Exercise goal >>
Reproduce all the entries exactly and keep the pictures out.

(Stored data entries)
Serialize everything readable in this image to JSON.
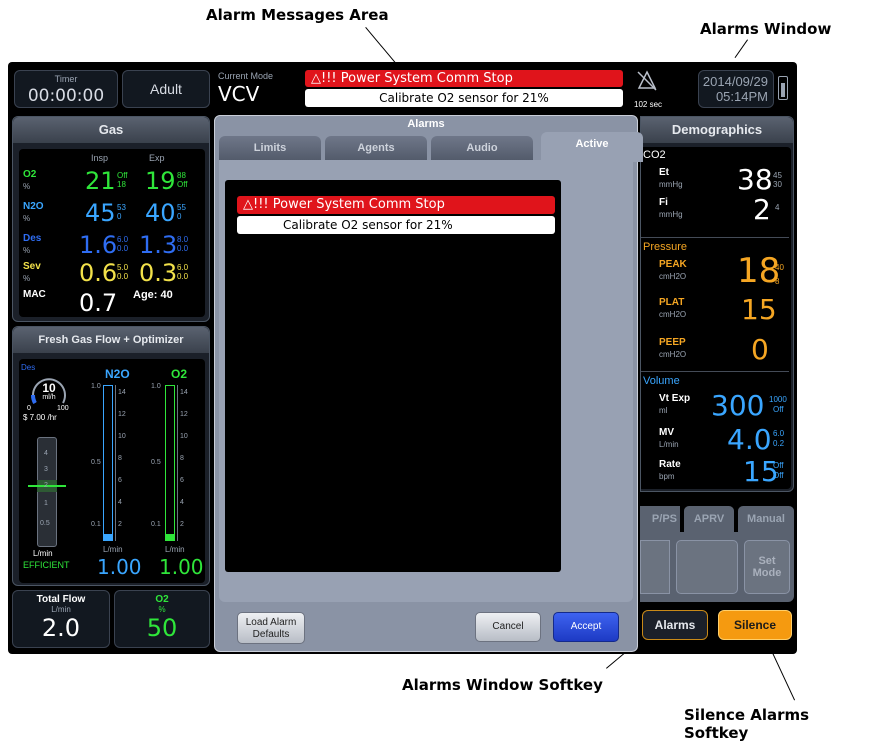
{
  "callouts": {
    "alarm_messages_area": "Alarm Messages Area",
    "alarms_window": "Alarms Window",
    "alarms_window_softkey": "Alarms Window Softkey",
    "silence_alarms_softkey": "Silence Alarms Softkey"
  },
  "header": {
    "timer_label": "Timer",
    "timer_value": "00:00:00",
    "patient_type": "Adult",
    "current_mode_label": "Current Mode",
    "current_mode": "VCV",
    "alarm_primary": "△!!! Power System Comm Stop",
    "alarm_secondary": "Calibrate O2 sensor for 21%",
    "silence_time": "102 sec",
    "date": "2014/09/29",
    "time": "05:14PM"
  },
  "gas_panel": {
    "title": "Gas",
    "col_insp": "Insp",
    "col_exp": "Exp",
    "rows": [
      {
        "name": "O2",
        "unit": "%",
        "insp": "21",
        "insp_hi": "Off",
        "insp_lo": "18",
        "exp": "19",
        "exp_hi": "88",
        "exp_lo": "Off",
        "color": "#2fe63a"
      },
      {
        "name": "N2O",
        "unit": "%",
        "insp": "45",
        "insp_hi": "53",
        "insp_lo": "0",
        "exp": "40",
        "exp_hi": "55",
        "exp_lo": "0",
        "color": "#3aa6ff"
      },
      {
        "name": "Des",
        "unit": "%",
        "insp": "1.6",
        "insp_hi": "6.0",
        "insp_lo": "0.0",
        "exp": "1.3",
        "exp_hi": "8.0",
        "exp_lo": "0.0",
        "color": "#2f6df2"
      },
      {
        "name": "Sev",
        "unit": "%",
        "insp": "0.6",
        "insp_hi": "5.0",
        "insp_lo": "0.0",
        "exp": "0.3",
        "exp_hi": "6.0",
        "exp_lo": "0.0",
        "color": "#f2e14a"
      }
    ],
    "mac_label": "MAC",
    "mac_value": "0.7",
    "age_label": "Age: 40"
  },
  "fresh_gas": {
    "title": "Fresh Gas Flow + Optimizer",
    "agent": "Des",
    "dial_value": "10",
    "dial_unit": "ml/h",
    "dial_min": "0",
    "dial_max": "100",
    "cost": "$ 7.00 /hr",
    "optimizer_ticks": [
      "4",
      "3",
      "2",
      "1",
      "0.5"
    ],
    "optimizer_unit": "L/min",
    "optimizer_status": "EFFICIENT",
    "n2o_label": "N2O",
    "o2_label": "O2",
    "left_ticks": [
      "1.0",
      "0.5",
      "0.1"
    ],
    "right_ticks": [
      "14",
      "12",
      "10",
      "8",
      "6",
      "4",
      "2"
    ],
    "flow_unit": "L/min",
    "n2o_value": "1.00",
    "o2_value": "1.00",
    "n2o_level": 0.04,
    "o2_level": 0.04
  },
  "bottom_left": {
    "total_flow_label": "Total Flow",
    "total_flow_unit": "L/min",
    "total_flow_value": "2.0",
    "o2_label": "O2",
    "o2_unit": "%",
    "o2_value": "50"
  },
  "alarms_window": {
    "title": "Alarms",
    "tabs": [
      "Limits",
      "Agents",
      "Audio",
      "Active"
    ],
    "active_alarm_1": "△!!! Power System Comm Stop",
    "active_alarm_2": "Calibrate O2 sensor for 21%",
    "load_defaults_line1": "Load Alarm",
    "load_defaults_line2": "Defaults",
    "cancel": "Cancel",
    "accept": "Accept"
  },
  "right_panel": {
    "title": "Demographics",
    "co2_label": "CO2",
    "et_label": "Et",
    "et_unit": "mmHg",
    "et_value": "38",
    "et_hi": "45",
    "et_lo": "30",
    "fi_label": "Fi",
    "fi_unit": "mmHg",
    "fi_value": "2",
    "fi_hi": "4",
    "pressure_label": "Pressure",
    "peak_label": "PEAK",
    "peak_unit": "cmH2O",
    "peak_value": "18",
    "peak_hi": "40",
    "peak_lo": "8",
    "plat_label": "PLAT",
    "plat_unit": "cmH2O",
    "plat_value": "15",
    "peep_label": "PEEP",
    "peep_unit": "cmH2O",
    "peep_value": "0",
    "volume_label": "Volume",
    "vt_label": "Vt Exp",
    "vt_unit": "ml",
    "vt_value": "300",
    "vt_hi": "1000",
    "vt_lo": "Off",
    "mv_label": "MV",
    "mv_unit": "L/min",
    "mv_value": "4.0",
    "mv_hi": "6.0",
    "mv_lo": "0.2",
    "rate_label": "Rate",
    "rate_unit": "bpm",
    "rate_value": "15",
    "rate_hi": "Off",
    "rate_lo": "Off",
    "mode_tabs": [
      "P/PS",
      "APRV",
      "Manual"
    ],
    "set_mode_line1": "Set",
    "set_mode_line2": "Mode",
    "alarms_key": "Alarms",
    "silence_key": "Silence"
  },
  "colors": {
    "alarm_red": "#e0141b",
    "pressure_orange": "#f5a623",
    "volume_blue": "#3aa6ff",
    "silence_orange": "#f59a10",
    "accept_blue": "#2a4be0"
  }
}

Task output >>
Serialize everything readable in this image to JSON.
{
  "callouts": {
    "alarm_messages_area": "Alarm Messages Area",
    "alarms_window": "Alarms Window",
    "alarms_window_softkey": "Alarms Window Softkey",
    "silence_alarms_softkey": "Silence Alarms Softkey"
  },
  "header": {
    "timer_label": "Timer",
    "timer_value": "00:00:00",
    "patient_type": "Adult",
    "current_mode_label": "Current Mode",
    "current_mode": "VCV",
    "alarm_primary": "△!!! Power System Comm Stop",
    "alarm_secondary": "Calibrate O2 sensor for 21%",
    "silence_time": "102 sec",
    "date": "2014/09/29",
    "time": "05:14PM"
  },
  "gas_panel": {
    "title": "Gas",
    "col_insp": "Insp",
    "col_exp": "Exp",
    "rows": [
      {
        "name": "O2",
        "unit": "%",
        "insp": "21",
        "insp_hi": "Off",
        "insp_lo": "18",
        "exp": "19",
        "exp_hi": "88",
        "exp_lo": "Off",
        "color": "#2fe63a"
      },
      {
        "name": "N2O",
        "unit": "%",
        "insp": "45",
        "insp_hi": "53",
        "insp_lo": "0",
        "exp": "40",
        "exp_hi": "55",
        "exp_lo": "0",
        "color": "#3aa6ff"
      },
      {
        "name": "Des",
        "unit": "%",
        "insp": "1.6",
        "insp_hi": "6.0",
        "insp_lo": "0.0",
        "exp": "1.3",
        "exp_hi": "8.0",
        "exp_lo": "0.0",
        "color": "#2f6df2"
      },
      {
        "name": "Sev",
        "unit": "%",
        "insp": "0.6",
        "insp_hi": "5.0",
        "insp_lo": "0.0",
        "exp": "0.3",
        "exp_hi": "6.0",
        "exp_lo": "0.0",
        "color": "#f2e14a"
      }
    ],
    "mac_label": "MAC",
    "mac_value": "0.7",
    "age_label": "Age: 40"
  },
  "fresh_gas": {
    "title": "Fresh Gas Flow + Optimizer",
    "agent": "Des",
    "dial_value": "10",
    "dial_unit": "ml/h",
    "dial_min": "0",
    "dial_max": "100",
    "cost": "$ 7.00 /hr",
    "optimizer_ticks": [
      "4",
      "3",
      "2",
      "1",
      "0.5"
    ],
    "optimizer_unit": "L/min",
    "optimizer_status": "EFFICIENT",
    "n2o_label": "N2O",
    "o2_label": "O2",
    "left_ticks": [
      "1.0",
      "0.5",
      "0.1"
    ],
    "right_ticks": [
      "14",
      "12",
      "10",
      "8",
      "6",
      "4",
      "2"
    ],
    "flow_unit": "L/min",
    "n2o_value": "1.00",
    "o2_value": "1.00",
    "n2o_level": 0.04,
    "o2_level": 0.04
  },
  "bottom_left": {
    "total_flow_label": "Total Flow",
    "total_flow_unit": "L/min",
    "total_flow_value": "2.0",
    "o2_label": "O2",
    "o2_unit": "%",
    "o2_value": "50"
  },
  "alarms_window": {
    "title": "Alarms",
    "tabs": [
      "Limits",
      "Agents",
      "Audio",
      "Active"
    ],
    "active_alarm_1": "△!!! Power System Comm Stop",
    "active_alarm_2": "Calibrate O2 sensor for 21%",
    "load_defaults_line1": "Load Alarm",
    "load_defaults_line2": "Defaults",
    "cancel": "Cancel",
    "accept": "Accept"
  },
  "right_panel": {
    "title": "Demographics",
    "co2_label": "CO2",
    "et_label": "Et",
    "et_unit": "mmHg",
    "et_value": "38",
    "et_hi": "45",
    "et_lo": "30",
    "fi_label": "Fi",
    "fi_unit": "mmHg",
    "fi_value": "2",
    "fi_hi": "4",
    "pressure_label": "Pressure",
    "peak_label": "PEAK",
    "peak_unit": "cmH2O",
    "peak_value": "18",
    "peak_hi": "40",
    "peak_lo": "8",
    "plat_label": "PLAT",
    "plat_unit": "cmH2O",
    "plat_value": "15",
    "peep_label": "PEEP",
    "peep_unit": "cmH2O",
    "peep_value": "0",
    "volume_label": "Volume",
    "vt_label": "Vt Exp",
    "vt_unit": "ml",
    "vt_value": "300",
    "vt_hi": "1000",
    "vt_lo": "Off",
    "mv_label": "MV",
    "mv_unit": "L/min",
    "mv_value": "4.0",
    "mv_hi": "6.0",
    "mv_lo": "0.2",
    "rate_label": "Rate",
    "rate_unit": "bpm",
    "rate_value": "15",
    "rate_hi": "Off",
    "rate_lo": "Off",
    "mode_tabs": [
      "P/PS",
      "APRV",
      "Manual"
    ],
    "set_mode_line1": "Set",
    "set_mode_line2": "Mode",
    "alarms_key": "Alarms",
    "silence_key": "Silence"
  },
  "colors": {
    "alarm_red": "#e0141b",
    "pressure_orange": "#f5a623",
    "volume_blue": "#3aa6ff",
    "silence_orange": "#f59a10",
    "accept_blue": "#2a4be0"
  }
}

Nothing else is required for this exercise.